» **What this task involves**:
Out of the lines below, please list those that hold the string "your".

☆ ☆ ☆ ☆ ☆ ☆ ☆

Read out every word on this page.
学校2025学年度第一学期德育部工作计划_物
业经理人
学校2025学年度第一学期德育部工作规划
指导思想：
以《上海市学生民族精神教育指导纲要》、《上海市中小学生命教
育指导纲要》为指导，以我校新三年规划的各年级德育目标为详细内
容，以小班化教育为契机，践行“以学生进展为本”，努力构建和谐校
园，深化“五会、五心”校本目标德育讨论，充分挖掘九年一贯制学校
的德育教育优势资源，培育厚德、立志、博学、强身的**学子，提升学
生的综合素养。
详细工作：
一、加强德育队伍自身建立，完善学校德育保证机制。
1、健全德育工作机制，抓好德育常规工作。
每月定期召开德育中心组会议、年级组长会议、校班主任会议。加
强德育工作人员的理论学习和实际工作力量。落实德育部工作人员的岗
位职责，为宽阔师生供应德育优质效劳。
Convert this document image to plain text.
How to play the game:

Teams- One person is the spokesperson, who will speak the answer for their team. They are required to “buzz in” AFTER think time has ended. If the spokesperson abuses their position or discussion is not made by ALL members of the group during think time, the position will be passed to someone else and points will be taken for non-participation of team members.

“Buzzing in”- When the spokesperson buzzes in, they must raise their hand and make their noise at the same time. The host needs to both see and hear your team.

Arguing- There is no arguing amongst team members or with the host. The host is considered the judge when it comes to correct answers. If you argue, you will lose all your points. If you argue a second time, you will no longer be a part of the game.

☆ ☆ ☆ ☆ ☆ ☆ ☆

» **Correct response**:
“Buzzing in”- When the spokesperson buzzes in, they must raise their hand and make their noise at the same time. The host needs to both see and hear your team.
Arguing- There is no arguing amongst team members or with the host. The host is considered the judge when it comes to correct answers. If you argue, you will lose all your points. If you argue a second time, you will no longer be a part of the game.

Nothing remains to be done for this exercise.